**RECORDS TO USE**:
(begin)
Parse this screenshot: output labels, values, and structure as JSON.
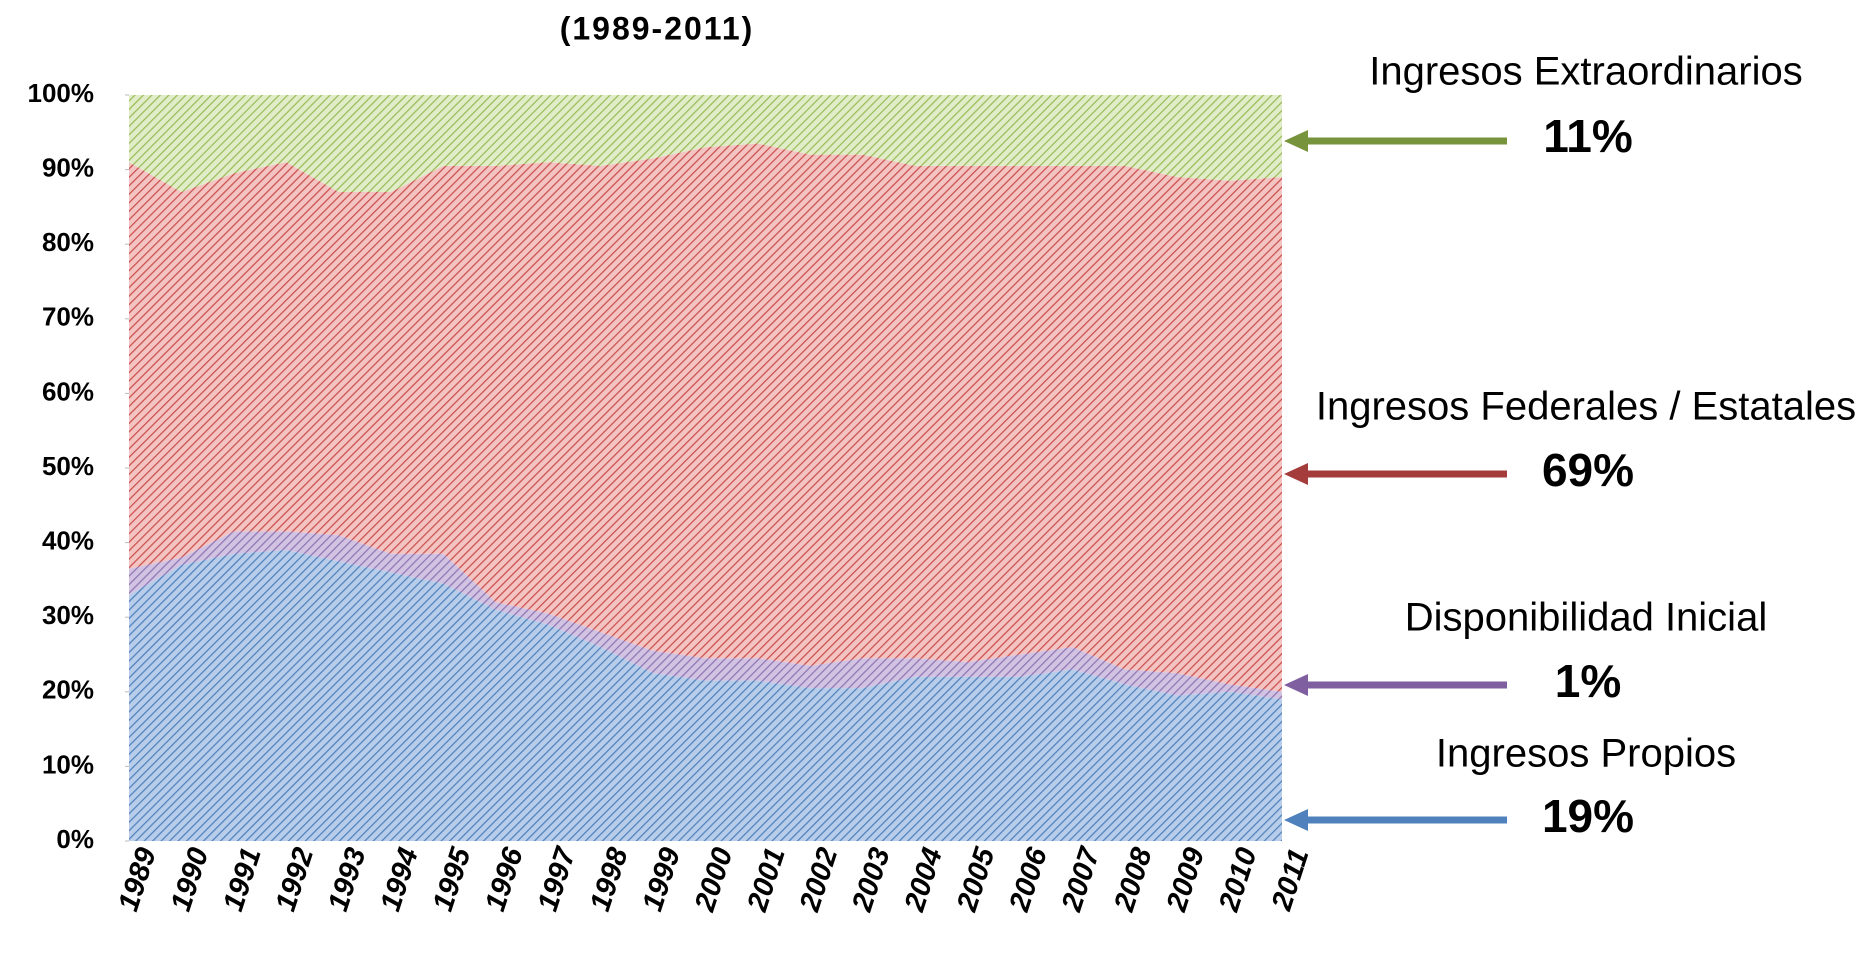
{
  "chart_data": {
    "type": "stacked_area",
    "title": "(1989-2011)",
    "categories": [
      "1989",
      "1990",
      "1991",
      "1992",
      "1993",
      "1994",
      "1995",
      "1996",
      "1997",
      "1998",
      "1999",
      "2000",
      "2001",
      "2002",
      "2003",
      "2004",
      "2005",
      "2006",
      "2007",
      "2008",
      "2009",
      "2010",
      "2011"
    ],
    "ylim": [
      0,
      100
    ],
    "yticks": [
      {
        "value": 0,
        "label": "0%"
      },
      {
        "value": 10,
        "label": "10%"
      },
      {
        "value": 20,
        "label": "20%"
      },
      {
        "value": 30,
        "label": "30%"
      },
      {
        "value": 40,
        "label": "40%"
      },
      {
        "value": 50,
        "label": "50%"
      },
      {
        "value": 60,
        "label": "60%"
      },
      {
        "value": 70,
        "label": "70%"
      },
      {
        "value": 80,
        "label": "80%"
      },
      {
        "value": 90,
        "label": "90%"
      },
      {
        "value": 100,
        "label": "100%"
      }
    ],
    "series": [
      {
        "name": "Ingresos Propios",
        "color": "#4f81bd",
        "values": [
          33,
          37,
          38.5,
          39,
          37.5,
          36,
          34.5,
          31,
          29,
          26,
          22.5,
          21.5,
          21.5,
          20.5,
          20.5,
          22,
          22,
          22,
          23,
          21,
          19.5,
          20,
          19
        ],
        "value_labels": [
          null,
          null,
          null,
          null,
          null,
          null,
          null,
          null,
          null,
          null,
          null,
          null,
          null,
          null,
          null,
          null,
          null,
          null,
          null,
          null,
          null,
          null,
          "19%"
        ]
      },
      {
        "name": "Disponibilidad Inicial",
        "color": "#7f5f9f",
        "values": [
          3.5,
          1,
          3,
          2.5,
          3.5,
          2.5,
          4,
          1,
          1.5,
          2,
          3,
          3,
          3,
          3,
          4,
          2.5,
          2,
          3,
          3,
          2,
          3,
          1,
          1
        ],
        "value_labels": [
          null,
          null,
          null,
          null,
          null,
          null,
          null,
          null,
          null,
          null,
          null,
          null,
          null,
          null,
          null,
          null,
          null,
          null,
          null,
          null,
          null,
          null,
          "1%"
        ]
      },
      {
        "name": "Ingresos Federales / Estatales",
        "color": "#a33c3a",
        "values": [
          54.5,
          49,
          48,
          49.5,
          46,
          48.5,
          52,
          58.5,
          60.5,
          62.5,
          66,
          68.5,
          69,
          68.5,
          67.5,
          66,
          66.5,
          65.5,
          64.5,
          67.5,
          66.5,
          67.5,
          69
        ],
        "value_labels": [
          null,
          null,
          null,
          null,
          null,
          null,
          null,
          null,
          null,
          null,
          null,
          null,
          null,
          null,
          null,
          null,
          null,
          null,
          null,
          null,
          null,
          null,
          "69%"
        ]
      },
      {
        "name": "Ingresos Extraordinarios",
        "color": "#77933c",
        "values": [
          9,
          13,
          10.5,
          9,
          13,
          13,
          9.5,
          9.5,
          9,
          9.5,
          8.5,
          7,
          6.5,
          8,
          8,
          9.5,
          9.5,
          9.5,
          9.5,
          9.5,
          11,
          11.5,
          11
        ],
        "value_labels": [
          null,
          null,
          null,
          null,
          null,
          null,
          null,
          null,
          null,
          null,
          null,
          null,
          null,
          null,
          null,
          null,
          null,
          null,
          null,
          null,
          null,
          null,
          "11%"
        ]
      }
    ]
  }
}
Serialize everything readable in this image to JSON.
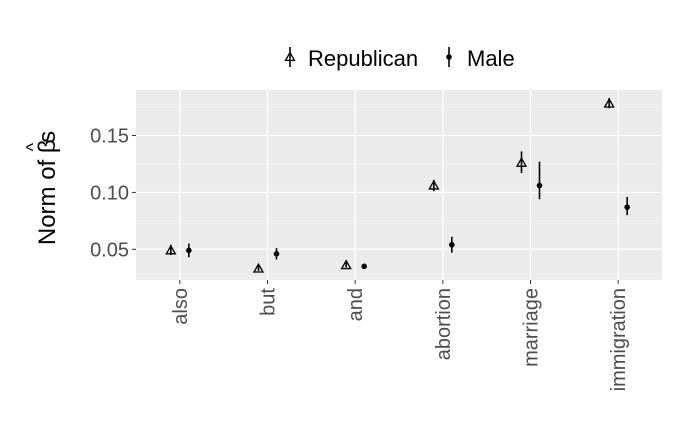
{
  "chart_data": {
    "type": "scatter",
    "subtype": "point-range",
    "categories": [
      "also",
      "but",
      "and",
      "abortion",
      "marriage",
      "immigration"
    ],
    "ylabel": "Norm of β̂s",
    "ylabel_parts": {
      "prefix": "Norm of ",
      "symbol": "β",
      "hat": "^",
      "suffix": "s"
    },
    "xlabel": "",
    "ylim": [
      0.023,
      0.19
    ],
    "y_ticks": [
      0.05,
      0.1,
      0.15
    ],
    "y_tick_labels": [
      "0.05",
      "0.10",
      "0.15"
    ],
    "grid": true,
    "legend_position": "top",
    "series": [
      {
        "name": "Republican",
        "marker": "open-triangle",
        "values": [
          0.049,
          0.033,
          0.036,
          0.106,
          0.126,
          0.178
        ],
        "lower": [
          0.045,
          0.031,
          0.034,
          0.101,
          0.117,
          0.174
        ],
        "upper": [
          0.054,
          0.036,
          0.039,
          0.111,
          0.136,
          0.183
        ]
      },
      {
        "name": "Male",
        "marker": "filled-circle",
        "values": [
          0.049,
          0.046,
          0.035,
          0.054,
          0.106,
          0.087
        ],
        "lower": [
          0.043,
          0.041,
          0.034,
          0.047,
          0.094,
          0.08
        ],
        "upper": [
          0.055,
          0.051,
          0.036,
          0.061,
          0.127,
          0.096
        ]
      }
    ]
  },
  "colors": {
    "panel_background": "#ebebeb",
    "grid_major": "#ffffff",
    "grid_minor": "#f5f5f5",
    "ink": "#000000",
    "tick_text": "#4d4d4d"
  }
}
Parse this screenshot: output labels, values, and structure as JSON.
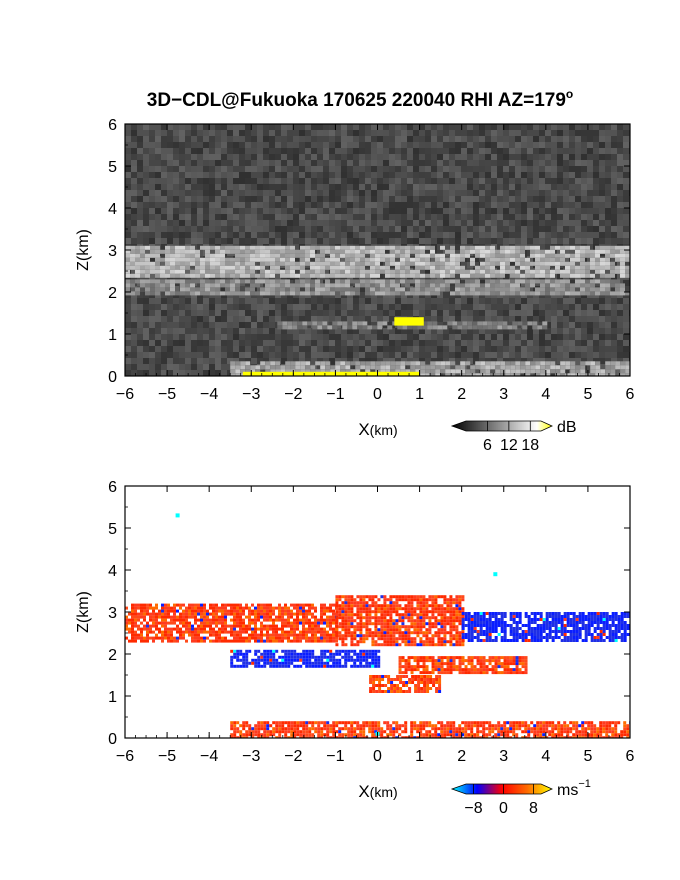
(end)
**EXERCISE OBJECTIVE**: Transcribe every entry word for word, but omit the pictures.

**CORRECT OUTPUT**:
Parse this screenshot: output labels, values, and structure as JSON.
{
  "chart_data": {
    "type": "stacked_area",
    "title": "(1989-2011)",
    "categories": [
      "1989",
      "1990",
      "1991",
      "1992",
      "1993",
      "1994",
      "1995",
      "1996",
      "1997",
      "1998",
      "1999",
      "2000",
      "2001",
      "2002",
      "2003",
      "2004",
      "2005",
      "2006",
      "2007",
      "2008",
      "2009",
      "2010",
      "2011"
    ],
    "ylim": [
      0,
      100
    ],
    "yticks": [
      {
        "value": 0,
        "label": "0%"
      },
      {
        "value": 10,
        "label": "10%"
      },
      {
        "value": 20,
        "label": "20%"
      },
      {
        "value": 30,
        "label": "30%"
      },
      {
        "value": 40,
        "label": "40%"
      },
      {
        "value": 50,
        "label": "50%"
      },
      {
        "value": 60,
        "label": "60%"
      },
      {
        "value": 70,
        "label": "70%"
      },
      {
        "value": 80,
        "label": "80%"
      },
      {
        "value": 90,
        "label": "90%"
      },
      {
        "value": 100,
        "label": "100%"
      }
    ],
    "series": [
      {
        "name": "Ingresos Propios",
        "color": "#4f81bd",
        "values": [
          33,
          37,
          38.5,
          39,
          37.5,
          36,
          34.5,
          31,
          29,
          26,
          22.5,
          21.5,
          21.5,
          20.5,
          20.5,
          22,
          22,
          22,
          23,
          21,
          19.5,
          20,
          19
        ],
        "value_labels": [
          null,
          null,
          null,
          null,
          null,
          null,
          null,
          null,
          null,
          null,
          null,
          null,
          null,
          null,
          null,
          null,
          null,
          null,
          null,
          null,
          null,
          null,
          "19%"
        ]
      },
      {
        "name": "Disponibilidad Inicial",
        "color": "#7f5f9f",
        "values": [
          3.5,
          1,
          3,
          2.5,
          3.5,
          2.5,
          4,
          1,
          1.5,
          2,
          3,
          3,
          3,
          3,
          4,
          2.5,
          2,
          3,
          3,
          2,
          3,
          1,
          1
        ],
        "value_labels": [
          null,
          null,
          null,
          null,
          null,
          null,
          null,
          null,
          null,
          null,
          null,
          null,
          null,
          null,
          null,
          null,
          null,
          null,
          null,
          null,
          null,
          null,
          "1%"
        ]
      },
      {
        "name": "Ingresos Federales / Estatales",
        "color": "#a33c3a",
        "values": [
          54.5,
          49,
          48,
          49.5,
          46,
          48.5,
          52,
          58.5,
          60.5,
          62.5,
          66,
          68.5,
          69,
          68.5,
          67.5,
          66,
          66.5,
          65.5,
          64.5,
          67.5,
          66.5,
          67.5,
          69
        ],
        "value_labels": [
          null,
          null,
          null,
          null,
          null,
          null,
          null,
          null,
          null,
          null,
          null,
          null,
          null,
          null,
          null,
          null,
          null,
          null,
          null,
          null,
          null,
          null,
          "69%"
        ]
      },
      {
        "name": "Ingresos Extraordinarios",
        "color": "#77933c",
        "values": [
          9,
          13,
          10.5,
          9,
          13,
          13,
          9.5,
          9.5,
          9,
          9.5,
          8.5,
          7,
          6.5,
          8,
          8,
          9.5,
          9.5,
          9.5,
          9.5,
          9.5,
          11,
          11.5,
          11
        ],
        "value_labels": [
          null,
          null,
          null,
          null,
          null,
          null,
          null,
          null,
          null,
          null,
          null,
          null,
          null,
          null,
          null,
          null,
          null,
          null,
          null,
          null,
          null,
          null,
          "11%"
        ]
      }
    ]
  }
}
Serialize everything readable in this image to JSON.
{
  "chart_data": {
    "type": "scatter",
    "subtype": "point-range",
    "categories": [
      "also",
      "but",
      "and",
      "abortion",
      "marriage",
      "immigration"
    ],
    "ylabel": "Norm of β̂s",
    "ylabel_parts": {
      "prefix": "Norm of ",
      "symbol": "β",
      "hat": "^",
      "suffix": "s"
    },
    "xlabel": "",
    "ylim": [
      0.023,
      0.19
    ],
    "y_ticks": [
      0.05,
      0.1,
      0.15
    ],
    "y_tick_labels": [
      "0.05",
      "0.10",
      "0.15"
    ],
    "grid": true,
    "legend_position": "top",
    "series": [
      {
        "name": "Republican",
        "marker": "open-triangle",
        "values": [
          0.049,
          0.033,
          0.036,
          0.106,
          0.126,
          0.178
        ],
        "lower": [
          0.045,
          0.031,
          0.034,
          0.101,
          0.117,
          0.174
        ],
        "upper": [
          0.054,
          0.036,
          0.039,
          0.111,
          0.136,
          0.183
        ]
      },
      {
        "name": "Male",
        "marker": "filled-circle",
        "values": [
          0.049,
          0.046,
          0.035,
          0.054,
          0.106,
          0.087
        ],
        "lower": [
          0.043,
          0.041,
          0.034,
          0.047,
          0.094,
          0.08
        ],
        "upper": [
          0.055,
          0.051,
          0.036,
          0.061,
          0.127,
          0.096
        ]
      }
    ]
  },
  "colors": {
    "panel_background": "#ebebeb",
    "grid_major": "#ffffff",
    "grid_minor": "#f5f5f5",
    "ink": "#000000",
    "tick_text": "#4d4d4d"
  }
}
Parse this screenshot: output labels, values, and structure as JSON.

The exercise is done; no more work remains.